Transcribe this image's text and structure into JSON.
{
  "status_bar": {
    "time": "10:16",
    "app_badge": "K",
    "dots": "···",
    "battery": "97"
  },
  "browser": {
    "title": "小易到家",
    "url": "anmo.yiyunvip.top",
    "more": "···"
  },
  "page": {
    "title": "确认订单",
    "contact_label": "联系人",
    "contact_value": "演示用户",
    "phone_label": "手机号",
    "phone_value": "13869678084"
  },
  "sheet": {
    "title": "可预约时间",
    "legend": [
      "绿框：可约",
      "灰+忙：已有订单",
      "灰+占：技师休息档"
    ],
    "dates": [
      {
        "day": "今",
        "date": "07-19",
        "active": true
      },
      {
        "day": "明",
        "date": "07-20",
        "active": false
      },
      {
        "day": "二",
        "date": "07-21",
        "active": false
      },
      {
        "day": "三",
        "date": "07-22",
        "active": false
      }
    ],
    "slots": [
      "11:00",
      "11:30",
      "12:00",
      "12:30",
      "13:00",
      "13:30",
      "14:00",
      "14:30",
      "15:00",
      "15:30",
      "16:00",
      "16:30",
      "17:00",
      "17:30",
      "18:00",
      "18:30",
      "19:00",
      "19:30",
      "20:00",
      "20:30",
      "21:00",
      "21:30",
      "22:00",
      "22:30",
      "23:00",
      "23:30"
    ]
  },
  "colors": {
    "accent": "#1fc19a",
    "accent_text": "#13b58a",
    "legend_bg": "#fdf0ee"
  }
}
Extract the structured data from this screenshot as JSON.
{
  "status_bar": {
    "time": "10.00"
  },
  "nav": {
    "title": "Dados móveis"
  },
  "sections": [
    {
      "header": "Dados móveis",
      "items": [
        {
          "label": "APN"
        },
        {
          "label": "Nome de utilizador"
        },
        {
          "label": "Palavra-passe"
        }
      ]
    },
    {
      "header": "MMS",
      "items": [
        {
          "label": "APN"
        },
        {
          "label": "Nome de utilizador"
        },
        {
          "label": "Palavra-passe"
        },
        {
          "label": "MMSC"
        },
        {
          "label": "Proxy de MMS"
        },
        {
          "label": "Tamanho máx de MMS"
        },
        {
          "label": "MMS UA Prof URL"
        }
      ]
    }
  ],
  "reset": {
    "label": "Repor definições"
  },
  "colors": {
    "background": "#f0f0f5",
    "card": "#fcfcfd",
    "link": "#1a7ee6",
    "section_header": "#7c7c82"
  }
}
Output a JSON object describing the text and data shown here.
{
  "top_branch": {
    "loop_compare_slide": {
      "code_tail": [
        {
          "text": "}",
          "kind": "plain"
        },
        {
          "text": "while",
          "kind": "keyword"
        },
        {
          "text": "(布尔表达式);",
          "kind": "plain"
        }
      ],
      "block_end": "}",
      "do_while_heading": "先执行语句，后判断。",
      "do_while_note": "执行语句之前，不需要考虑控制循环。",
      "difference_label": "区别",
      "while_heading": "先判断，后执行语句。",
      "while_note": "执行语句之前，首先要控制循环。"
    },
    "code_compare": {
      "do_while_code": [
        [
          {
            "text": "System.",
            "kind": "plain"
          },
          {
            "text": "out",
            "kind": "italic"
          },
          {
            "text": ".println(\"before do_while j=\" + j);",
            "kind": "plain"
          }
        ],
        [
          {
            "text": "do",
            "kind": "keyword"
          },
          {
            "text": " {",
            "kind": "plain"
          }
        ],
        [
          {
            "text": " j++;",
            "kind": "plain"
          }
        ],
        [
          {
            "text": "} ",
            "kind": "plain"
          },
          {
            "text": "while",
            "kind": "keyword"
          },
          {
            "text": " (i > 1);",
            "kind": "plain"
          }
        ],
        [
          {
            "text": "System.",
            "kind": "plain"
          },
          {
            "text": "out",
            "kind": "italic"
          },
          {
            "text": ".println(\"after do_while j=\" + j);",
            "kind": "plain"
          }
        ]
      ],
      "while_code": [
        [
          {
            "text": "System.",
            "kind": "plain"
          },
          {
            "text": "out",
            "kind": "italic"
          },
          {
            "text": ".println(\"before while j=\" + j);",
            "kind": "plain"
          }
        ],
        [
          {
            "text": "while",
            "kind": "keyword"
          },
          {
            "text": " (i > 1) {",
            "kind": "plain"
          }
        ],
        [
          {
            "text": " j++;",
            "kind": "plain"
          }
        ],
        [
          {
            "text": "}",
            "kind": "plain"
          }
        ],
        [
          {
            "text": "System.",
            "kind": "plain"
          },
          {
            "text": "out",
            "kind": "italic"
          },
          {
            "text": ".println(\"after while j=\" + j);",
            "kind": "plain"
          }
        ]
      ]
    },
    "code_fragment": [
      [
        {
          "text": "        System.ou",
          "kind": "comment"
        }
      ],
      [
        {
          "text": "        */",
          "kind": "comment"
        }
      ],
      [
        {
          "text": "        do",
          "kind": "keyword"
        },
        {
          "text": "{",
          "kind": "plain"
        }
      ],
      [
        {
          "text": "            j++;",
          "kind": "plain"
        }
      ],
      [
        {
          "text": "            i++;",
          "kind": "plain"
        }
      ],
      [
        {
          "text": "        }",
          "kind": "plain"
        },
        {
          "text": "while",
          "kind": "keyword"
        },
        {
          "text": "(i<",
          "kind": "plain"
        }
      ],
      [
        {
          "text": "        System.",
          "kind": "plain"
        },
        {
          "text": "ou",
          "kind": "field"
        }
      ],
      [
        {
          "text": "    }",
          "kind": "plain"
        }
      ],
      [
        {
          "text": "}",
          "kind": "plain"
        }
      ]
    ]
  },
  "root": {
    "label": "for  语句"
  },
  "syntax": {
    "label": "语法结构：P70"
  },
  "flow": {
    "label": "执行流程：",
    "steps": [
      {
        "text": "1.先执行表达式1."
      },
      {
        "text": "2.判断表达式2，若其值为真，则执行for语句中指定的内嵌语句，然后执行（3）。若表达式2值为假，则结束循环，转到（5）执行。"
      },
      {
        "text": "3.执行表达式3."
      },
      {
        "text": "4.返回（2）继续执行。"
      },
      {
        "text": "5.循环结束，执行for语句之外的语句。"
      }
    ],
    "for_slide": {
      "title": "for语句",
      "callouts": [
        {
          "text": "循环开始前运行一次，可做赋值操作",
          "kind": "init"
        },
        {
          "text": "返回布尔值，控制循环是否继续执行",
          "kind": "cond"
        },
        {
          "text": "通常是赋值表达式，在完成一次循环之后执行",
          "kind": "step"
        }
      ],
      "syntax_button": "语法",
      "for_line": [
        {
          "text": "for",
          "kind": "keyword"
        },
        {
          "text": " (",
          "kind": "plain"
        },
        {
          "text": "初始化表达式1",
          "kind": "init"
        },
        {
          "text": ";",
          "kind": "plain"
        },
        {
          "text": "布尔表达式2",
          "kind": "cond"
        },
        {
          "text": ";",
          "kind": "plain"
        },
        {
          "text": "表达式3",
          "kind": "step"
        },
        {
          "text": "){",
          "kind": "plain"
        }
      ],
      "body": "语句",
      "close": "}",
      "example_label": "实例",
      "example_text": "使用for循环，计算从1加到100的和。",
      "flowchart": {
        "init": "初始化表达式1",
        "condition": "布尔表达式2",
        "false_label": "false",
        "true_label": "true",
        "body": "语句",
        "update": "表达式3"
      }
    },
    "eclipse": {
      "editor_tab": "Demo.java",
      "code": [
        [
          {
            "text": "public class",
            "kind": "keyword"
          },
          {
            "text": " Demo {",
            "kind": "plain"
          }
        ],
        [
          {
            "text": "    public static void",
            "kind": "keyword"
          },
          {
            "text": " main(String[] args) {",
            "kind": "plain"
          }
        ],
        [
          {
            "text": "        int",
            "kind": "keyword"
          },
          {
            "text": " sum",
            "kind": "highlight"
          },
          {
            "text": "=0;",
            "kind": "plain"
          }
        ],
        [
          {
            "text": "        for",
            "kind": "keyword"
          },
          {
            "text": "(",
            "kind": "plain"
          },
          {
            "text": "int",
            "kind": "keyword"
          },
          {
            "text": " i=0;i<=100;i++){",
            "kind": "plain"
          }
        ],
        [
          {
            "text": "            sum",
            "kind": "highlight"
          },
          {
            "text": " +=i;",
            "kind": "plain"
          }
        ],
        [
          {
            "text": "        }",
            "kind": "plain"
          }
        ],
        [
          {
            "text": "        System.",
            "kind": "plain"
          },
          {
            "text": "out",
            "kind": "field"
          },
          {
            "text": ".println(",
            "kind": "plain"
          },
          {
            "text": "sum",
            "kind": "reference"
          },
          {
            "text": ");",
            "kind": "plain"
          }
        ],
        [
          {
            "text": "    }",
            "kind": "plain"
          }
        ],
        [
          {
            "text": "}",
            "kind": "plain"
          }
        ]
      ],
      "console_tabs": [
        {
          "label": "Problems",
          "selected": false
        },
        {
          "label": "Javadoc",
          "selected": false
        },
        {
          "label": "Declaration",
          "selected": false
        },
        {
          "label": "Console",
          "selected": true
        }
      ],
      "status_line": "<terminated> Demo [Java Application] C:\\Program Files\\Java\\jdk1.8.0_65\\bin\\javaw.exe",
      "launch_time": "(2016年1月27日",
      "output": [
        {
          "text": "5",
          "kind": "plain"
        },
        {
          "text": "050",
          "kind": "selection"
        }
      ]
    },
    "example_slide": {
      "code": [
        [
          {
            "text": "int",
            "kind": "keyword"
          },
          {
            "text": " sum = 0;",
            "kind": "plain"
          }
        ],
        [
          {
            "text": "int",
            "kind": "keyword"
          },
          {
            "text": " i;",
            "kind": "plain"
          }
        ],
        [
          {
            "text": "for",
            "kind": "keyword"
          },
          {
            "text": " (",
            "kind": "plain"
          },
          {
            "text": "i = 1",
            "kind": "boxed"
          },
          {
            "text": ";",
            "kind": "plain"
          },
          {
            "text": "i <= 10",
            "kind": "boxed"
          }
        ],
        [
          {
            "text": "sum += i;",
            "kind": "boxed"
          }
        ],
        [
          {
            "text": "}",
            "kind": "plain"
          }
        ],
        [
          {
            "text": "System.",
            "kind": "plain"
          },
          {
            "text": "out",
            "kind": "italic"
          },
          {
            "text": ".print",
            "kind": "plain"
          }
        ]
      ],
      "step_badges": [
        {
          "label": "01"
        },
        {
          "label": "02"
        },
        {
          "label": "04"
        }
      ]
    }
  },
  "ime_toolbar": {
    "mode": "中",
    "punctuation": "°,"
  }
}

+-------+

- _Problem statement_
Filter the entries down to the lines with the word "true" in them.

- _Response to this exercise_
        "active": true
        "true_label": "true",
          "selected": true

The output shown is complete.